Aim: Turn the lines below into a numbered list, leaving out any blank lines.

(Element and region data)

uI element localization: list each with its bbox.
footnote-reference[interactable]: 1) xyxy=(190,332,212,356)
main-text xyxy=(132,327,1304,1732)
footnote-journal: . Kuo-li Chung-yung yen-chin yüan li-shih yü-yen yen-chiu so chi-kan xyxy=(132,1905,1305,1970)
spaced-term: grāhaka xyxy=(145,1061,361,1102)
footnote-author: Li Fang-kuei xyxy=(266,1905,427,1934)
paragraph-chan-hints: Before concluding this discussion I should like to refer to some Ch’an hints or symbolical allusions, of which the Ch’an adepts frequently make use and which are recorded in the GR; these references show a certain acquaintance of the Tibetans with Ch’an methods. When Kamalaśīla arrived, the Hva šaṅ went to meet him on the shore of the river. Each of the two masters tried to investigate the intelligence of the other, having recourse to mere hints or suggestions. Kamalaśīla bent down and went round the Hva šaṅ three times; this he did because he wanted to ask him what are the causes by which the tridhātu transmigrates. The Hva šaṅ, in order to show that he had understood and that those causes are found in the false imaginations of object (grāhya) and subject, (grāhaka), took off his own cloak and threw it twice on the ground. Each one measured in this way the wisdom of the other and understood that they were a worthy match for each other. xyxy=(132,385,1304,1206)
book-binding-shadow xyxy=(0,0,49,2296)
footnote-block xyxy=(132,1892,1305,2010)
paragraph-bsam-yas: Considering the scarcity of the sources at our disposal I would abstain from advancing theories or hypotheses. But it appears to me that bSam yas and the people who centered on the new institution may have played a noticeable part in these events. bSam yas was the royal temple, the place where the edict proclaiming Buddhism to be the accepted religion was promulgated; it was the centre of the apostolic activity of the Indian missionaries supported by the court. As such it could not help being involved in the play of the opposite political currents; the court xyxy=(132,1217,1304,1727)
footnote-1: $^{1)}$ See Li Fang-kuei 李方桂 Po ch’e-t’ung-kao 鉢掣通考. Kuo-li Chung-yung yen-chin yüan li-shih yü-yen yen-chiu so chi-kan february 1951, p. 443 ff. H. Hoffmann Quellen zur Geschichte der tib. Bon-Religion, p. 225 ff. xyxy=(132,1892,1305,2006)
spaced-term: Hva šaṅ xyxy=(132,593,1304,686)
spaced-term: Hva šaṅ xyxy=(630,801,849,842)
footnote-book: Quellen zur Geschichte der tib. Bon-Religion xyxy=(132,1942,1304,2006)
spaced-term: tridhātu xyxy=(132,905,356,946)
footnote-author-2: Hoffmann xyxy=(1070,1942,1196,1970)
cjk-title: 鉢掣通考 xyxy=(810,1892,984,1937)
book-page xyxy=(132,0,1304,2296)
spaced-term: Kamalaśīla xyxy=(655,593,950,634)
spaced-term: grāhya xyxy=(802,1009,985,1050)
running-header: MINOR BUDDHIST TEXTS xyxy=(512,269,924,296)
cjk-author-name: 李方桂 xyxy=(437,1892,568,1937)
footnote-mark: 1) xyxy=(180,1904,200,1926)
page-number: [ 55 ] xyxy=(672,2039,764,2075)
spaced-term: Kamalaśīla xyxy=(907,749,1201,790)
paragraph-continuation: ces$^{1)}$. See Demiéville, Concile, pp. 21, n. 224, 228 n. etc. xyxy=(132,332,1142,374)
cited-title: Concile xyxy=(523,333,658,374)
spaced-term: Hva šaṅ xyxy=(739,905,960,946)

Solution:
1. uI element localization: list each with its bbox.
2. footnote-reference[interactable]: 1) xyxy=(190,332,212,356)
3. main-text xyxy=(132,327,1304,1732)
4. footnote-journal: . Kuo-li Chung-yung yen-chin yüan li-shih yü-yen yen-chiu so chi-kan xyxy=(132,1905,1305,1970)
5. spaced-term: grāhaka xyxy=(145,1061,361,1102)
6. footnote-author: Li Fang-kuei xyxy=(266,1905,427,1934)
7. paragraph-chan-hints: Before concluding this discussion I should like to refer to some Ch’an hints or symbolical allusions, of which the Ch’an adepts frequently make use and which are recorded in the GR; these references show a certain acquaintance of the Tibetans with Ch’an methods. When Kamalaśīla arrived, the Hva šaṅ went to meet him on the shore of the river. Each of the two masters tried to investigate the intelligence of the other, having recourse to mere hints or suggestions. Kamalaśīla bent down and went round the Hva šaṅ three times; this he did because he wanted to ask him what are the causes by which the tridhātu transmigrates. The Hva šaṅ, in order to show that he had understood and that those causes are found in the false imaginations of object (grāhya) and subject, (grāhaka), took off his own cloak and threw it twice on the ground. Each one measured in this way the wisdom of the other and understood that they were a worthy match for each other. xyxy=(132,385,1304,1206)
8. book-binding-shadow xyxy=(0,0,49,2296)
9. footnote-block xyxy=(132,1892,1305,2010)
10. paragraph-bsam-yas: Considering the scarcity of the sources at our disposal I would abstain from advancing theories or hypotheses. But it appears to me that bSam yas and the people who centered on the new institution may have played a noticeable part in these events. bSam yas was the royal temple, the place where the edict proclaiming Buddhism to be the accepted religion was promulgated; it was the centre of the apostolic activity of the Indian missionaries supported by the court. As such it could not help being involved in the play of the opposite political currents; the court xyxy=(132,1217,1304,1727)
11. footnote-1: $^{1)}$ See Li Fang-kuei 李方桂 Po ch’e-t’ung-kao 鉢掣通考. Kuo-li Chung-yung yen-chin yüan li-shih yü-yen yen-chiu so chi-kan february 1951, p. 443 ff. H. Hoffmann Quellen zur Geschichte der tib. Bon-Religion, p. 225 ff. xyxy=(132,1892,1305,2006)
12. spaced-term: Hva šaṅ xyxy=(132,593,1304,686)
13. spaced-term: Hva šaṅ xyxy=(630,801,849,842)
14. footnote-book: Quellen zur Geschichte der tib. Bon-Religion xyxy=(132,1942,1304,2006)
15. spaced-term: tridhātu xyxy=(132,905,356,946)
16. footnote-author-2: Hoffmann xyxy=(1070,1942,1196,1970)
17. cjk-title: 鉢掣通考 xyxy=(810,1892,984,1937)
18. book-page xyxy=(132,0,1304,2296)
19. spaced-term: Kamalaśīla xyxy=(655,593,950,634)
20. spaced-term: grāhya xyxy=(802,1009,985,1050)
21. running-header: MINOR BUDDHIST TEXTS xyxy=(512,269,924,296)
22. cjk-author-name: 李方桂 xyxy=(437,1892,568,1937)
23. footnote-mark: 1) xyxy=(180,1904,200,1926)
24. page-number: [ 55 ] xyxy=(672,2039,764,2075)
25. spaced-term: Kamalaśīla xyxy=(907,749,1201,790)
26. paragraph-continuation: ces$^{1)}$. See Demiéville, Concile, pp. 21, n. 224, 228 n. etc. xyxy=(132,332,1142,374)
27. cited-title: Concile xyxy=(523,333,658,374)
28. spaced-term: Hva šaṅ xyxy=(739,905,960,946)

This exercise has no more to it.